**TASK TO COMPLETE:** Write out all of the data without omission, exactly as shown.

>> Start DATASET ENTRIES

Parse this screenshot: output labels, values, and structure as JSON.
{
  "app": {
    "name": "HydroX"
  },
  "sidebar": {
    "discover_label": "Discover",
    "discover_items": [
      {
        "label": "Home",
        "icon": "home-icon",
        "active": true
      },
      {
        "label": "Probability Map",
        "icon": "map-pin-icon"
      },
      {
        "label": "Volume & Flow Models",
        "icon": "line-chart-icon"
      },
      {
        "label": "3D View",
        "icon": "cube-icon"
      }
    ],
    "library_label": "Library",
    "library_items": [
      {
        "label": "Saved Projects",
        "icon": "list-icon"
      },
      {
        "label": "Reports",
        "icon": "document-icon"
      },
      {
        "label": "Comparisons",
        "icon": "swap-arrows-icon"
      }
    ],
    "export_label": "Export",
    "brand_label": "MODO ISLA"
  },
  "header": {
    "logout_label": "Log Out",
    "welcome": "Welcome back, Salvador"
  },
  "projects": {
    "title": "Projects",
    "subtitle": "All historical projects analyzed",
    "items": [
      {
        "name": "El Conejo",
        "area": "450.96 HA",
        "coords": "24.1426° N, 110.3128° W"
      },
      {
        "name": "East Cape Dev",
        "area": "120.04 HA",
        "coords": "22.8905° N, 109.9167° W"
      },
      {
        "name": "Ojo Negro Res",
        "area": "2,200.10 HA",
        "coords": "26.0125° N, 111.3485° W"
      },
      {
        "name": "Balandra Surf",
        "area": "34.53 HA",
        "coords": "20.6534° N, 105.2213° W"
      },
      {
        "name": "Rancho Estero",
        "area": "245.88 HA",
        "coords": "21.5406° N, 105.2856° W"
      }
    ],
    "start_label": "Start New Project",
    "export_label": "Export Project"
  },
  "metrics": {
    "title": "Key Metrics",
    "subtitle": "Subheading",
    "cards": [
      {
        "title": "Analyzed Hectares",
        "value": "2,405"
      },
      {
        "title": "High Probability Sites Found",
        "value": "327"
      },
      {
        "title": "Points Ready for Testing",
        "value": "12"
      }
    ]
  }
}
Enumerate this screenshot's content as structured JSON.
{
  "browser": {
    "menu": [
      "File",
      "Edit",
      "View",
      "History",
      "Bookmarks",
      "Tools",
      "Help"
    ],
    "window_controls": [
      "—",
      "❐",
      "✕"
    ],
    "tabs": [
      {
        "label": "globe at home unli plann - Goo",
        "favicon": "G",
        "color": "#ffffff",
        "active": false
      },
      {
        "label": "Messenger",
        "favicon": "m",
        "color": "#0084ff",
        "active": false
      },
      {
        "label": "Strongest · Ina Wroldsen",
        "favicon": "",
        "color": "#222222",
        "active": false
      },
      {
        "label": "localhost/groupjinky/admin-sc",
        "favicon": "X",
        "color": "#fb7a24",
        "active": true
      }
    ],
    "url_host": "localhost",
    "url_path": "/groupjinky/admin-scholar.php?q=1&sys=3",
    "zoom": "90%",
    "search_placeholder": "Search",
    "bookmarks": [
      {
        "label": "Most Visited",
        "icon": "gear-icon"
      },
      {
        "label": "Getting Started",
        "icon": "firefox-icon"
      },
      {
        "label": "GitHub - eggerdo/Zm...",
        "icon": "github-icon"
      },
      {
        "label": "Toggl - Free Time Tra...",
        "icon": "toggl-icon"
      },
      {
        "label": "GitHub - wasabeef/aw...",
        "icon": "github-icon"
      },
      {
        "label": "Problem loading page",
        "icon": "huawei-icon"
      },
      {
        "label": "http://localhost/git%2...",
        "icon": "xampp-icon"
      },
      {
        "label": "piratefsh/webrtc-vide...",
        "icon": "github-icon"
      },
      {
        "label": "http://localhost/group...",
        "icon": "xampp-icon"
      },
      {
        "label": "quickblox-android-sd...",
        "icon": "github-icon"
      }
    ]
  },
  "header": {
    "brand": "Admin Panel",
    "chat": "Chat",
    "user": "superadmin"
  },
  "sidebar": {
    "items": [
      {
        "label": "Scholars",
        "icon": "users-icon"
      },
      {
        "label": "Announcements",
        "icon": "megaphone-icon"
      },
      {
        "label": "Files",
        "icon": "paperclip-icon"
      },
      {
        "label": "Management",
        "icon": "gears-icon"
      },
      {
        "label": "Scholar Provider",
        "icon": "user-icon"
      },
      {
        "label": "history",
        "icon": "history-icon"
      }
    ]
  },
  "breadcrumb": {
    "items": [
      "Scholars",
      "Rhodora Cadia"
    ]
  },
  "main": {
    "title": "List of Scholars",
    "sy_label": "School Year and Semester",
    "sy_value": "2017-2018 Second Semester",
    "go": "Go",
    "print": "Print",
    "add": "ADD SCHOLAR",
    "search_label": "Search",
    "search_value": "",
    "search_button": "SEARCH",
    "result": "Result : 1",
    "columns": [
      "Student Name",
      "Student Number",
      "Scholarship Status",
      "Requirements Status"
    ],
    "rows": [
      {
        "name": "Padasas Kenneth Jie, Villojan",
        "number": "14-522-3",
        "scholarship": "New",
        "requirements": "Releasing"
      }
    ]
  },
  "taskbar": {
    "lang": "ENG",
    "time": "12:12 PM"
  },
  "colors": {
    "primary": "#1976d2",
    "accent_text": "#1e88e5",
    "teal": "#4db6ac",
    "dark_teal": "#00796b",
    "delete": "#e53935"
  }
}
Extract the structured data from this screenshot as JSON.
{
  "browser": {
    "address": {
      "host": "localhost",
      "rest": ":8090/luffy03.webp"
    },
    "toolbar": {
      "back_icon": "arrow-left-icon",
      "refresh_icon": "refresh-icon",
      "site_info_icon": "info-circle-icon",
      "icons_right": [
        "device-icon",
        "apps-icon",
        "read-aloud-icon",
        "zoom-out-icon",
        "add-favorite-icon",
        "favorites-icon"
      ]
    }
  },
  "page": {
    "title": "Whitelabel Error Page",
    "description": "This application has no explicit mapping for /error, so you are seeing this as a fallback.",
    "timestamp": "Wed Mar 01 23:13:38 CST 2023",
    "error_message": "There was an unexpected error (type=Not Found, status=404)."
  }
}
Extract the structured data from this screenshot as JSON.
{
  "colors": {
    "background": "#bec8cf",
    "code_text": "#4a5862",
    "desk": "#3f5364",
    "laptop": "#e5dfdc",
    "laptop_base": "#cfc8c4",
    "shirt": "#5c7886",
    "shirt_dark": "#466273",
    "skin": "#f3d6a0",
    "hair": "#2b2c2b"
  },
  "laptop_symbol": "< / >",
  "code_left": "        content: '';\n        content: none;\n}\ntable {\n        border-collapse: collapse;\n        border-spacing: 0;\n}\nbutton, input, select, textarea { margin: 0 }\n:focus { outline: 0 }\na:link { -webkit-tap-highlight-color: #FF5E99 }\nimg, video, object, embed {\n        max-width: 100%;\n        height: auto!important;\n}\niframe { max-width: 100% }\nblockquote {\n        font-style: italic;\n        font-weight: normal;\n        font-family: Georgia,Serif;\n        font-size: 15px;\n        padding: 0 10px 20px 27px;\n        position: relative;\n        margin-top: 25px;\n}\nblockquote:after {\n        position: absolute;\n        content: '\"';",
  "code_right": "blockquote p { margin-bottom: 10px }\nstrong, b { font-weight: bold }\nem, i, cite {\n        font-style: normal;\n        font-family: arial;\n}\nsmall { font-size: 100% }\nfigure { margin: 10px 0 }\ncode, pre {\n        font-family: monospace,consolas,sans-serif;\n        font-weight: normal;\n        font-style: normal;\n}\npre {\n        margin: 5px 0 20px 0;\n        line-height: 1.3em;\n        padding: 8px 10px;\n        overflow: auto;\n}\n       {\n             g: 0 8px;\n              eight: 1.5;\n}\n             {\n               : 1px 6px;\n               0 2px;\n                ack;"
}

>> End DATASET ENTRIES

**ANSWER TO THE TASK:**
Parse this screenshot: output labels, values, and structure as JSON.
{
  "app": {
    "name": "HydroX"
  },
  "sidebar": {
    "discover_label": "Discover",
    "discover_items": [
      {
        "label": "Home",
        "icon": "home-icon",
        "active": true
      },
      {
        "label": "Probability Map",
        "icon": "map-pin-icon"
      },
      {
        "label": "Volume & Flow Models",
        "icon": "line-chart-icon"
      },
      {
        "label": "3D View",
        "icon": "cube-icon"
      }
    ],
    "library_label": "Library",
    "library_items": [
      {
        "label": "Saved Projects",
        "icon": "list-icon"
      },
      {
        "label": "Reports",
        "icon": "document-icon"
      },
      {
        "label": "Comparisons",
        "icon": "swap-arrows-icon"
      }
    ],
    "export_label": "Export",
    "brand_label": "MODO ISLA"
  },
  "header": {
    "logout_label": "Log Out",
    "welcome": "Welcome back, Salvador"
  },
  "projects": {
    "title": "Projects",
    "subtitle": "All historical projects analyzed",
    "items": [
      {
        "name": "El Conejo",
        "area": "450.96 HA",
        "coords": "24.1426° N, 110.3128° W"
      },
      {
        "name": "East Cape Dev",
        "area": "120.04 HA",
        "coords": "22.8905° N, 109.9167° W"
      },
      {
        "name": "Ojo Negro Res",
        "area": "2,200.10 HA",
        "coords": "26.0125° N, 111.3485° W"
      },
      {
        "name": "Balandra Surf",
        "area": "34.53 HA",
        "coords": "20.6534° N, 105.2213° W"
      },
      {
        "name": "Rancho Estero",
        "area": "245.88 HA",
        "coords": "21.5406° N, 105.2856° W"
      }
    ],
    "start_label": "Start New Project",
    "export_label": "Export Project"
  },
  "metrics": {
    "title": "Key Metrics",
    "subtitle": "Subheading",
    "cards": [
      {
        "title": "Analyzed Hectares",
        "value": "2,405"
      },
      {
        "title": "High Probability Sites Found",
        "value": "327"
      },
      {
        "title": "Points Ready for Testing",
        "value": "12"
      }
    ]
  }
}
Enumerate this screenshot's content as structured JSON.
{
  "browser": {
    "menu": [
      "File",
      "Edit",
      "View",
      "History",
      "Bookmarks",
      "Tools",
      "Help"
    ],
    "window_controls": [
      "—",
      "❐",
      "✕"
    ],
    "tabs": [
      {
        "label": "globe at home unli plann - Goo",
        "favicon": "G",
        "color": "#ffffff",
        "active": false
      },
      {
        "label": "Messenger",
        "favicon": "m",
        "color": "#0084ff",
        "active": false
      },
      {
        "label": "Strongest · Ina Wroldsen",
        "favicon": "",
        "color": "#222222",
        "active": false
      },
      {
        "label": "localhost/groupjinky/admin-sc",
        "favicon": "X",
        "color": "#fb7a24",
        "active": true
      }
    ],
    "url_host": "localhost",
    "url_path": "/groupjinky/admin-scholar.php?q=1&sys=3",
    "zoom": "90%",
    "search_placeholder": "Search",
    "bookmarks": [
      {
        "label": "Most Visited",
        "icon": "gear-icon"
      },
      {
        "label": "Getting Started",
        "icon": "firefox-icon"
      },
      {
        "label": "GitHub - eggerdo/Zm...",
        "icon": "github-icon"
      },
      {
        "label": "Toggl - Free Time Tra...",
        "icon": "toggl-icon"
      },
      {
        "label": "GitHub - wasabeef/aw...",
        "icon": "github-icon"
      },
      {
        "label": "Problem loading page",
        "icon": "huawei-icon"
      },
      {
        "label": "http://localhost/git%2...",
        "icon": "xampp-icon"
      },
      {
        "label": "piratefsh/webrtc-vide...",
        "icon": "github-icon"
      },
      {
        "label": "http://localhost/group...",
        "icon": "xampp-icon"
      },
      {
        "label": "quickblox-android-sd...",
        "icon": "github-icon"
      }
    ]
  },
  "header": {
    "brand": "Admin Panel",
    "chat": "Chat",
    "user": "superadmin"
  },
  "sidebar": {
    "items": [
      {
        "label": "Scholars",
        "icon": "users-icon"
      },
      {
        "label": "Announcements",
        "icon": "megaphone-icon"
      },
      {
        "label": "Files",
        "icon": "paperclip-icon"
      },
      {
        "label": "Management",
        "icon": "gears-icon"
      },
      {
        "label": "Scholar Provider",
        "icon": "user-icon"
      },
      {
        "label": "history",
        "icon": "history-icon"
      }
    ]
  },
  "breadcrumb": {
    "items": [
      "Scholars",
      "Rhodora Cadia"
    ]
  },
  "main": {
    "title": "List of Scholars",
    "sy_label": "School Year and Semester",
    "sy_value": "2017-2018 Second Semester",
    "go": "Go",
    "print": "Print",
    "add": "ADD SCHOLAR",
    "search_label": "Search",
    "search_value": "",
    "search_button": "SEARCH",
    "result": "Result : 1",
    "columns": [
      "Student Name",
      "Student Number",
      "Scholarship Status",
      "Requirements Status"
    ],
    "rows": [
      {
        "name": "Padasas Kenneth Jie, Villojan",
        "number": "14-522-3",
        "scholarship": "New",
        "requirements": "Releasing"
      }
    ]
  },
  "taskbar": {
    "lang": "ENG",
    "time": "12:12 PM"
  },
  "colors": {
    "primary": "#1976d2",
    "accent_text": "#1e88e5",
    "teal": "#4db6ac",
    "dark_teal": "#00796b",
    "delete": "#e53935"
  }
}
Extract the structured data from this screenshot as JSON.
{
  "browser": {
    "address": {
      "host": "localhost",
      "rest": ":8090/luffy03.webp"
    },
    "toolbar": {
      "back_icon": "arrow-left-icon",
      "refresh_icon": "refresh-icon",
      "site_info_icon": "info-circle-icon",
      "icons_right": [
        "device-icon",
        "apps-icon",
        "read-aloud-icon",
        "zoom-out-icon",
        "add-favorite-icon",
        "favorites-icon"
      ]
    }
  },
  "page": {
    "title": "Whitelabel Error Page",
    "description": "This application has no explicit mapping for /error, so you are seeing this as a fallback.",
    "timestamp": "Wed Mar 01 23:13:38 CST 2023",
    "error_message": "There was an unexpected error (type=Not Found, status=404)."
  }
}
Extract the structured data from this screenshot as JSON.
{
  "colors": {
    "background": "#bec8cf",
    "code_text": "#4a5862",
    "desk": "#3f5364",
    "laptop": "#e5dfdc",
    "laptop_base": "#cfc8c4",
    "shirt": "#5c7886",
    "shirt_dark": "#466273",
    "skin": "#f3d6a0",
    "hair": "#2b2c2b"
  },
  "laptop_symbol": "< / >",
  "code_left": "        content: '';\n        content: none;\n}\ntable {\n        border-collapse: collapse;\n        border-spacing: 0;\n}\nbutton, input, select, textarea { margin: 0 }\n:focus { outline: 0 }\na:link { -webkit-tap-highlight-color: #FF5E99 }\nimg, video, object, embed {\n        max-width: 100%;\n        height: auto!important;\n}\niframe { max-width: 100% }\nblockquote {\n        font-style: italic;\n        font-weight: normal;\n        font-family: Georgia,Serif;\n        font-size: 15px;\n        padding: 0 10px 20px 27px;\n        position: relative;\n        margin-top: 25px;\n}\nblockquote:after {\n        position: absolute;\n        content: '\"';",
  "code_right": "blockquote p { margin-bottom: 10px }\nstrong, b { font-weight: bold }\nem, i, cite {\n        font-style: normal;\n        font-family: arial;\n}\nsmall { font-size: 100% }\nfigure { margin: 10px 0 }\ncode, pre {\n        font-family: monospace,consolas,sans-serif;\n        font-weight: normal;\n        font-style: normal;\n}\npre {\n        margin: 5px 0 20px 0;\n        line-height: 1.3em;\n        padding: 8px 10px;\n        overflow: auto;\n}\n       {\n             g: 0 8px;\n              eight: 1.5;\n}\n             {\n               : 1px 6px;\n               0 2px;\n                ack;"
}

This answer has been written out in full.